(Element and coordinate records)
####

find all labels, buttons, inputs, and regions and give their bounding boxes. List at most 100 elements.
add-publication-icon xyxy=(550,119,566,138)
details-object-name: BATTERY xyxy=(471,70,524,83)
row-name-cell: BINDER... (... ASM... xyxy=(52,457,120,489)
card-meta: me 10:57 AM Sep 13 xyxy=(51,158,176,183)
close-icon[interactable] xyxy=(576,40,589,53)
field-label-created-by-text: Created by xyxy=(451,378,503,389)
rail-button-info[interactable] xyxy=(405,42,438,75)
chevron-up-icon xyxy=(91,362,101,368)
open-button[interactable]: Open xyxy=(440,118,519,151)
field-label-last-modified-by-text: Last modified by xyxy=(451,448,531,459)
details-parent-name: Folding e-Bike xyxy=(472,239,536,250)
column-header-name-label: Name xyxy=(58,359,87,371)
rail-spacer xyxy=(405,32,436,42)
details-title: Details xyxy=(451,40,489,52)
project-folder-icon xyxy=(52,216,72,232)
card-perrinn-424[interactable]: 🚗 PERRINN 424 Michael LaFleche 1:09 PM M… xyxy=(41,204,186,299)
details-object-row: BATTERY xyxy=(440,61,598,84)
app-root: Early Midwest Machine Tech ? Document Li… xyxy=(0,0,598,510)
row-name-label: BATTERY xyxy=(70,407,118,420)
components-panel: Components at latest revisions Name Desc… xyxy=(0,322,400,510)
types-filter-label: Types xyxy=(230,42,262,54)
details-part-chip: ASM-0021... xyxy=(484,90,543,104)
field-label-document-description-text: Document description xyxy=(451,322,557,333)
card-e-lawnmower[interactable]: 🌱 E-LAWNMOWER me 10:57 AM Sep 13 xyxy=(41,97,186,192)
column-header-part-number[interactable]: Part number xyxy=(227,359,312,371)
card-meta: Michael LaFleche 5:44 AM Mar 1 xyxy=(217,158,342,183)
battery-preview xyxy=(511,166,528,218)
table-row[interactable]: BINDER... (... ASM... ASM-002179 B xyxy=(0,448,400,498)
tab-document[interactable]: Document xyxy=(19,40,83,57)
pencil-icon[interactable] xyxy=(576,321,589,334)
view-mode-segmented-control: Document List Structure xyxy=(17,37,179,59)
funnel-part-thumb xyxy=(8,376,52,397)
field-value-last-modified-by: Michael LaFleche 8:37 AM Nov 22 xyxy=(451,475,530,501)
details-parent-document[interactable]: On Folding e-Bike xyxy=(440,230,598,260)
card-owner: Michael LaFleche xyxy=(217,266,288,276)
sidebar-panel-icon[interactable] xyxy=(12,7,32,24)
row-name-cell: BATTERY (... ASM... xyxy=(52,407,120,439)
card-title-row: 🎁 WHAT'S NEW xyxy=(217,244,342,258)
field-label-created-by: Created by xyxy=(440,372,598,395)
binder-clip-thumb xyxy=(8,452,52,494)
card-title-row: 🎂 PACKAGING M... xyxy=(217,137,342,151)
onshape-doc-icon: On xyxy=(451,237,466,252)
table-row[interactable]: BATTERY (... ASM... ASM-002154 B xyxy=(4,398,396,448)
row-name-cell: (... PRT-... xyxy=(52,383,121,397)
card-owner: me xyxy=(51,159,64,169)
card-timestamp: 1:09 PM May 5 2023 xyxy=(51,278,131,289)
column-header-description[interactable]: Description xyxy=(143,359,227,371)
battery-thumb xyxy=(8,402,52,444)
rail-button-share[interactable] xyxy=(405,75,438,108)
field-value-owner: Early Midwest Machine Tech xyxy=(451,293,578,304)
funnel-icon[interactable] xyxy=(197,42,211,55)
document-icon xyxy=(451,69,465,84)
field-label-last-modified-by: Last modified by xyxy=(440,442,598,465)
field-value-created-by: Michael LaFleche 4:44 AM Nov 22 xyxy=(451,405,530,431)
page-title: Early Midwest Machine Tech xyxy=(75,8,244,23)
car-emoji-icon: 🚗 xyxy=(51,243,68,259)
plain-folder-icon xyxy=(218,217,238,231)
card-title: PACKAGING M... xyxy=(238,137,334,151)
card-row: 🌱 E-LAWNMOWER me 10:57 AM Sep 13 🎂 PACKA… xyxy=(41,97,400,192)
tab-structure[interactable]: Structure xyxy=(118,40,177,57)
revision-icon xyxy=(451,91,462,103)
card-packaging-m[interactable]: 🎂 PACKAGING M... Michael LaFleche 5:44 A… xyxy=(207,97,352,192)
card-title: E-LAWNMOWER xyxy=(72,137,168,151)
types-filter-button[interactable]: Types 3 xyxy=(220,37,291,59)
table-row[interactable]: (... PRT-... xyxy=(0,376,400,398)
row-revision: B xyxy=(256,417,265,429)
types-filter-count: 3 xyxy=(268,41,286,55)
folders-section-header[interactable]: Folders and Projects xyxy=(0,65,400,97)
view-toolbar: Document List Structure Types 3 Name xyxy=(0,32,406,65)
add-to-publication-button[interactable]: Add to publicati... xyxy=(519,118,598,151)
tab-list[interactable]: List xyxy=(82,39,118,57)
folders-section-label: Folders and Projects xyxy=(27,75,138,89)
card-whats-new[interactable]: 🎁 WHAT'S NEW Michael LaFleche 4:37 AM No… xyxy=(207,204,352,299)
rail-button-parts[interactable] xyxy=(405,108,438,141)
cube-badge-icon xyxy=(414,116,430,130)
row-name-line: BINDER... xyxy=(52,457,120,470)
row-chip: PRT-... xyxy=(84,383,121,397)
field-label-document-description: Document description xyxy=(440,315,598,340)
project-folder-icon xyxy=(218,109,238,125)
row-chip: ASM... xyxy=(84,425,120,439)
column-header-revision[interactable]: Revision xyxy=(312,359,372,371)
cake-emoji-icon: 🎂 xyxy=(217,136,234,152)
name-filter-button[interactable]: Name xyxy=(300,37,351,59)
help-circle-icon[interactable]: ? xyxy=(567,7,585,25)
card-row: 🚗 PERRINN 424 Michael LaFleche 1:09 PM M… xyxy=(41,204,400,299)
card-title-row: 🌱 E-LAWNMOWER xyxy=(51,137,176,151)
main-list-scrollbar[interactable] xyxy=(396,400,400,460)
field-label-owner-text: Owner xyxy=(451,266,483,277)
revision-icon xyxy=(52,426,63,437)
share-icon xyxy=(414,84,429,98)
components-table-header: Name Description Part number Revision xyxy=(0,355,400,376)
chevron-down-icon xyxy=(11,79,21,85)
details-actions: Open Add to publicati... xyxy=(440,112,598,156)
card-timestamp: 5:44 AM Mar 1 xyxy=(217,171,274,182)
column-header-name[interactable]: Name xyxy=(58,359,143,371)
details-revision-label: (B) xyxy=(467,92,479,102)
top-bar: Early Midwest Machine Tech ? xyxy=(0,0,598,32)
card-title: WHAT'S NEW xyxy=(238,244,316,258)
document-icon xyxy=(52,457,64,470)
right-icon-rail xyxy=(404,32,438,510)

####

### Work instructions
Format every line of the material above as a Markdown table with the columns "Row" and "Line", numbering the rows and skipping any blank lines.

### Result
| Row | Line |
|---|---|
| 1 | find all labels, buttons, inputs, and regions and give their bounding boxes. List at most 100 elements. |
| 2 | add-publication-icon xyxy=(550,119,566,138) |
| 3 | details-object-name: BATTERY xyxy=(471,70,524,83) |
| 4 | row-name-cell: BINDER... (... ASM... xyxy=(52,457,120,489) |
| 5 | card-meta: me 10:57 AM Sep 13 xyxy=(51,158,176,183) |
| 6 | close-icon[interactable] xyxy=(576,40,589,53) |
| 7 | field-label-created-by-text: Created by xyxy=(451,378,503,389) |
| 8 | rail-button-info[interactable] xyxy=(405,42,438,75) |
| 9 | chevron-up-icon xyxy=(91,362,101,368) |
| 10 | open-button[interactable]: Open xyxy=(440,118,519,151) |
| 11 | field-label-last-modified-by-text: Last modified by xyxy=(451,448,531,459) |
| 12 | details-parent-name: Folding e-Bike xyxy=(472,239,536,250) |
| 13 | column-header-name-label: Name xyxy=(58,359,87,371) |
| 14 | rail-spacer xyxy=(405,32,436,42) |
| 15 | details-title: Details xyxy=(451,40,489,52) |
| 16 | project-folder-icon xyxy=(52,216,72,232) |
| 17 | card-perrinn-424[interactable]: 🚗 PERRINN 424 Michael LaFleche 1:09 PM M… xyxy=(41,204,186,299) |
| 18 | details-object-row: BATTERY xyxy=(440,61,598,84) |
| 19 | app-root: Early Midwest Machine Tech ? Document Li… xyxy=(0,0,598,510) |
| 20 | row-name-label: BATTERY xyxy=(70,407,118,420) |
| 21 | components-panel: Components at latest revisions Name Desc… xyxy=(0,322,400,510) |
| 22 | types-filter-label: Types xyxy=(230,42,262,54) |
| 23 | details-part-chip: ASM-0021... xyxy=(484,90,543,104) |
| 24 | field-label-document-description-text: Document description xyxy=(451,322,557,333) |
| 25 | card-e-lawnmower[interactable]: 🌱 E-LAWNMOWER me 10:57 AM Sep 13 xyxy=(41,97,186,192) |
| 26 | column-header-part-number[interactable]: Part number xyxy=(227,359,312,371) |
| 27 | card-meta: Michael LaFleche 5:44 AM Mar 1 xyxy=(217,158,342,183) |
| 28 | battery-preview xyxy=(511,166,528,218) |
| 29 | table-row[interactable]: BINDER... (... ASM... ASM-002179 B xyxy=(0,448,400,498) |
| 30 | tab-document[interactable]: Document xyxy=(19,40,83,57) |
| 31 | pencil-icon[interactable] xyxy=(576,321,589,334) |
| 32 | view-mode-segmented-control: Document List Structure xyxy=(17,37,179,59) |
| 33 | funnel-part-thumb xyxy=(8,376,52,397) |
| 34 | field-value-last-modified-by: Michael LaFleche 8:37 AM Nov 22 xyxy=(451,475,530,501) |
| 35 | details-parent-document[interactable]: On Folding e-Bike xyxy=(440,230,598,260) |
| 36 | card-owner: Michael LaFleche xyxy=(217,266,288,276) |
| 37 | sidebar-panel-icon[interactable] xyxy=(12,7,32,24) |
| 38 | row-name-cell: BATTERY (... ASM... xyxy=(52,407,120,439) |
| 39 | card-title-row: 🎁 WHAT'S NEW xyxy=(217,244,342,258) |
| 40 | field-label-created-by: Created by xyxy=(440,372,598,395) |
| 41 | binder-clip-thumb xyxy=(8,452,52,494) |
| 42 | card-title-row: 🎂 PACKAGING M... xyxy=(217,137,342,151) |
| 43 | onshape-doc-icon: On xyxy=(451,237,466,252) |
| 44 | table-row[interactable]: BATTERY (... ASM... ASM-002154 B xyxy=(4,398,396,448) |
| 45 | row-name-cell: (... PRT-... xyxy=(52,383,121,397) |
| 46 | card-owner: me xyxy=(51,159,64,169) |
| 47 | card-timestamp: 1:09 PM May 5 2023 xyxy=(51,278,131,289) |
| 48 | column-header-description[interactable]: Description xyxy=(143,359,227,371) |
| 49 | battery-thumb xyxy=(8,402,52,444) |
| 50 | rail-button-share[interactable] xyxy=(405,75,438,108) |
| 51 | field-value-owner: Early Midwest Machine Tech xyxy=(451,293,578,304) |
| 52 | funnel-icon[interactable] xyxy=(197,42,211,55) |
| 53 | document-icon xyxy=(451,69,465,84) |
| 54 | field-label-last-modified-by: Last modified by xyxy=(440,442,598,465) |
| 55 | field-value-created-by: Michael LaFleche 4:44 AM Nov 22 xyxy=(451,405,530,431) |
| 56 | page-title: Early Midwest Machine Tech xyxy=(75,8,244,23) |
| 57 | car-emoji-icon: 🚗 xyxy=(51,243,68,259) |
| 58 | plain-folder-icon xyxy=(218,217,238,231) |
| 59 | card-title: PACKAGING M... xyxy=(238,137,334,151) |
| 60 | card-row: 🌱 E-LAWNMOWER me 10:57 AM Sep 13 🎂 PACKA… xyxy=(41,97,400,192) |
| 61 | tab-structure[interactable]: Structure xyxy=(118,40,177,57) |
| 62 | revision-icon xyxy=(451,91,462,103) |
| 63 | card-packaging-m[interactable]: 🎂 PACKAGING M... Michael LaFleche 5:44 A… xyxy=(207,97,352,192) |
| 64 | card-title: E-LAWNMOWER xyxy=(72,137,168,151) |
| 65 | types-filter-button[interactable]: Types 3 xyxy=(220,37,291,59) |
| 66 | table-row[interactable]: (... PRT-... xyxy=(0,376,400,398) |
| 67 | row-revision: B xyxy=(256,417,265,429) |
| 68 | types-filter-count: 3 xyxy=(268,41,286,55) |
| 69 | folders-section-header[interactable]: Folders and Projects xyxy=(0,65,400,97) |
| 70 | view-toolbar: Document List Structure Types 3 Name xyxy=(0,32,406,65) |
| 71 | add-to-publication-button[interactable]: Add to publicati... xyxy=(519,118,598,151) |
| 72 | tab-list[interactable]: List xyxy=(82,39,118,57) |
| 73 | folders-section-label: Folders and Projects xyxy=(27,75,138,89) |
| 74 | card-whats-new[interactable]: 🎁 WHAT'S NEW Michael LaFleche 4:37 AM No… xyxy=(207,204,352,299) |
| 75 | rail-button-parts[interactable] xyxy=(405,108,438,141) |
| 76 | cube-badge-icon xyxy=(414,116,430,130) |
| 77 | row-name-line: BINDER... xyxy=(52,457,120,470) |
| 78 | row-chip: PRT-... xyxy=(84,383,121,397) |
| 79 | field-label-document-description: Document description xyxy=(440,315,598,340) |
| 80 | project-folder-icon xyxy=(218,109,238,125) |
| 81 | row-chip: ASM... xyxy=(84,425,120,439) |
| 82 | column-header-revision[interactable]: Revision xyxy=(312,359,372,371) |
| 83 | cake-emoji-icon: 🎂 xyxy=(217,136,234,152) |
| 84 | name-filter-button[interactable]: Name xyxy=(300,37,351,59) |
| 85 | help-circle-icon[interactable]: ? xyxy=(567,7,585,25) |
| 86 | card-row: 🚗 PERRINN 424 Michael LaFleche 1:09 PM M… xyxy=(41,204,400,299) |
| 87 | card-title-row: 🌱 E-LAWNMOWER xyxy=(51,137,176,151) |
| 88 | main-list-scrollbar[interactable] xyxy=(396,400,400,460) |
| 89 | field-label-owner-text: Owner xyxy=(451,266,483,277) |
| 90 | revision-icon xyxy=(52,426,63,437) |
| 91 | share-icon xyxy=(414,84,429,98) |
| 92 | components-table-header: Name Description Part number Revision xyxy=(0,355,400,376) |
| 93 | chevron-down-icon xyxy=(11,79,21,85) |
| 94 | details-actions: Open Add to publicati... xyxy=(440,112,598,156) |
| 95 | card-timestamp: 5:44 AM Mar 1 xyxy=(217,171,274,182) |
| 96 | column-header-name[interactable]: Name xyxy=(58,359,143,371) |
| 97 | details-revision-label: (B) xyxy=(467,92,479,102) |
| 98 | top-bar: Early Midwest Machine Tech ? xyxy=(0,0,598,32) |
| 99 | card-title: WHAT'S NEW xyxy=(238,244,316,258) |
| 100 | document-icon xyxy=(52,457,64,470) |
| 101 | right-icon-rail xyxy=(404,32,438,510) |